[BEGIN DATA LISTING]
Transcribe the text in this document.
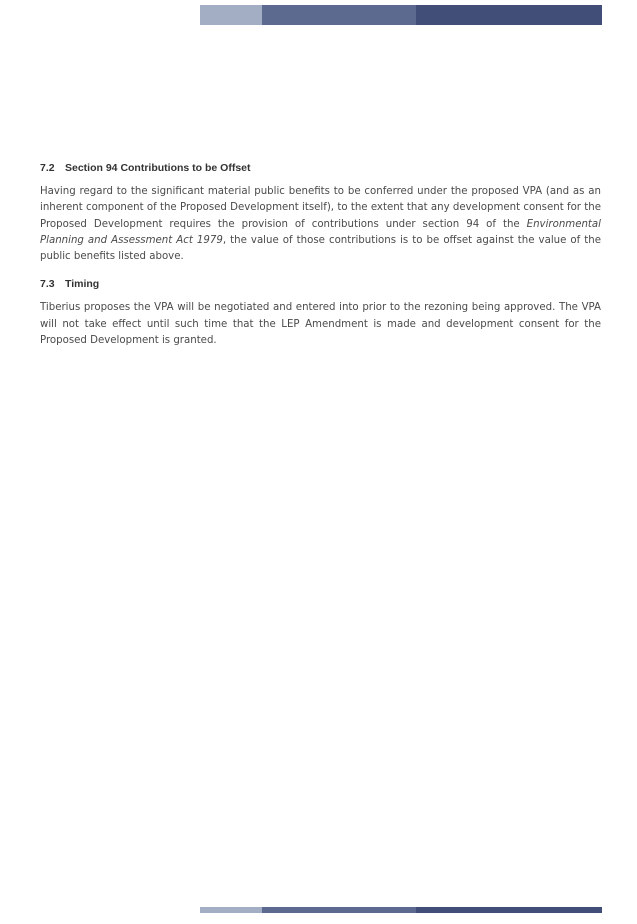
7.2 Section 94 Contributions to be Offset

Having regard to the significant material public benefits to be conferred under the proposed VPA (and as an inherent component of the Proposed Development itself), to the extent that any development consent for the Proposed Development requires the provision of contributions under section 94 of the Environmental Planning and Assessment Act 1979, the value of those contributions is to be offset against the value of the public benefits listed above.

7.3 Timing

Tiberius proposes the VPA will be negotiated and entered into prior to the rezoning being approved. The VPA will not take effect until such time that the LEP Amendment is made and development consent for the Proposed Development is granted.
[END DATA LISTING]
• **EXERCISE OBJECTIVE**
Leave the pictures out and write out every entry exactly as given.

• **OUTPUT OF THE TASK**
Transcribe the text in this document.
7.2 Section 94 Contributions to be Offset

Having regard to the significant material public benefits to be conferred under the proposed VPA (and as an inherent component of the Proposed Development itself), to the extent that any development consent for the Proposed Development requires the provision of contributions under section 94 of the Environmental Planning and Assessment Act 1979, the value of those contributions is to be offset against the value of the public benefits listed above.

7.3 Timing

Tiberius proposes the VPA will be negotiated and entered into prior to the rezoning being approved. The VPA will not take effect until such time that the LEP Amendment is made and development consent for the Proposed Development is granted.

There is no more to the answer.